-------- EXERCISE INPUT
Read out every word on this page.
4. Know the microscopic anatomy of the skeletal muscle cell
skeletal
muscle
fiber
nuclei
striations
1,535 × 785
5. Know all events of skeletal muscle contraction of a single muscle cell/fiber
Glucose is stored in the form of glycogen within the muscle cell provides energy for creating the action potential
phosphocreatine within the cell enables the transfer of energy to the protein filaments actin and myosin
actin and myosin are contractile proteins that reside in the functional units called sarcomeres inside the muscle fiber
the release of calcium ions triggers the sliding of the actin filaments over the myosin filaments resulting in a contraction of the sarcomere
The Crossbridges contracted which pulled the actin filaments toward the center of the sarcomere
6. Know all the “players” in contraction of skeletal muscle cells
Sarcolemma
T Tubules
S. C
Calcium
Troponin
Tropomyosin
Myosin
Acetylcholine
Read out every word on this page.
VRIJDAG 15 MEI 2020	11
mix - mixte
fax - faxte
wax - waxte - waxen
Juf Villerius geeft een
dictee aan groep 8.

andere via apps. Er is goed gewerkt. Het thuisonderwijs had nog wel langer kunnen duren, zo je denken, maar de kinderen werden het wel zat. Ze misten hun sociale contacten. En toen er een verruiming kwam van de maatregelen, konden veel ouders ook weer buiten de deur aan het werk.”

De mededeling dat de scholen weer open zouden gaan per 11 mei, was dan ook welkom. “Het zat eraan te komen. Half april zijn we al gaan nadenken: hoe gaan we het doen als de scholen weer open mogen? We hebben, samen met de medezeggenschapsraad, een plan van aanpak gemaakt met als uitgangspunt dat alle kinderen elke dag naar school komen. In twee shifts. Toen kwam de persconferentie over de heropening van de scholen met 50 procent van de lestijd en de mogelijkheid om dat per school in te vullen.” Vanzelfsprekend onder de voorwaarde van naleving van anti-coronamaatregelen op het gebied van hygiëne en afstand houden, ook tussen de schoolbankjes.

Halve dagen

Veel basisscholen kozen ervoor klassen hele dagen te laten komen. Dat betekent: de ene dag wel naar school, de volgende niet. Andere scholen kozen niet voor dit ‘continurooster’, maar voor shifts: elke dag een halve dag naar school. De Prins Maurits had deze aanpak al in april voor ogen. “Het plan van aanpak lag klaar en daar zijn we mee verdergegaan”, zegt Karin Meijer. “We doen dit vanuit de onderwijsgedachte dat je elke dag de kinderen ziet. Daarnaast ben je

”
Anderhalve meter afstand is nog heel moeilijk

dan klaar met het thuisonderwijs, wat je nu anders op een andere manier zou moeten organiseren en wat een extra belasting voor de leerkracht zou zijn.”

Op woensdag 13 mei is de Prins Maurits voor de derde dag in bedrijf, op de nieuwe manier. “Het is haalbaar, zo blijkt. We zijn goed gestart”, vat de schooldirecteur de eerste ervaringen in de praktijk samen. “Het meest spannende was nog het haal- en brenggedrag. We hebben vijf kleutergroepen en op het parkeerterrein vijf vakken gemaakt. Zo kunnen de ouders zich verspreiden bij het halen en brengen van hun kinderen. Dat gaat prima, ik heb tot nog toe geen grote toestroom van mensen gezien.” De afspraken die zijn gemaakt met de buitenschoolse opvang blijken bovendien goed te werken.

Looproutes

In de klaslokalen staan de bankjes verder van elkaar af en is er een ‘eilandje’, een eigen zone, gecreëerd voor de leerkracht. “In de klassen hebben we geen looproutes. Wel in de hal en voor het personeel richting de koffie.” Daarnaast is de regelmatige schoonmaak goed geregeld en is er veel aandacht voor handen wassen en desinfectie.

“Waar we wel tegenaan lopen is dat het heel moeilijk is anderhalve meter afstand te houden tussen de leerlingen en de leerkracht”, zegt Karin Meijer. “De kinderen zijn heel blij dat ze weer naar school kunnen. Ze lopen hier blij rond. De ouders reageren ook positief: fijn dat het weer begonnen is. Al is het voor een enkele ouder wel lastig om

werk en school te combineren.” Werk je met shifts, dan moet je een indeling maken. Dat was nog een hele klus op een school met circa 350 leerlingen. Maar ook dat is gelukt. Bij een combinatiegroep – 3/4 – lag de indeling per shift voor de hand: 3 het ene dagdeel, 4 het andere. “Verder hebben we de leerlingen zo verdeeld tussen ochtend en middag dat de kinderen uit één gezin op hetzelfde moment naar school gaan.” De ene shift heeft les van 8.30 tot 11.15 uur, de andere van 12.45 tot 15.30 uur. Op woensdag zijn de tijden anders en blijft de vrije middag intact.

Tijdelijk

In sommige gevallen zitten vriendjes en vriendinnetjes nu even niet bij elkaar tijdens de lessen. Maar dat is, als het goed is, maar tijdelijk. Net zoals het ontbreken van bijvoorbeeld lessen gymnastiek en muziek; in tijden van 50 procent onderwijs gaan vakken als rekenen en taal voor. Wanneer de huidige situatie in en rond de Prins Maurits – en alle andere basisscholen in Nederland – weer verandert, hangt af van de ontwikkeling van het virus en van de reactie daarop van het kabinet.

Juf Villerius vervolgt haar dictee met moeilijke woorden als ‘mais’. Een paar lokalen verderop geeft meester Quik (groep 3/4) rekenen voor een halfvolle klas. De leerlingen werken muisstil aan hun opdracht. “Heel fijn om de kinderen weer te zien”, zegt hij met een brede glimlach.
----------------
**WHAT YOU SHOULD DO:** For the listing above, state how many lines hold the string "dictee", giving the number alone.

**WRITTEN RESPONSE:** 2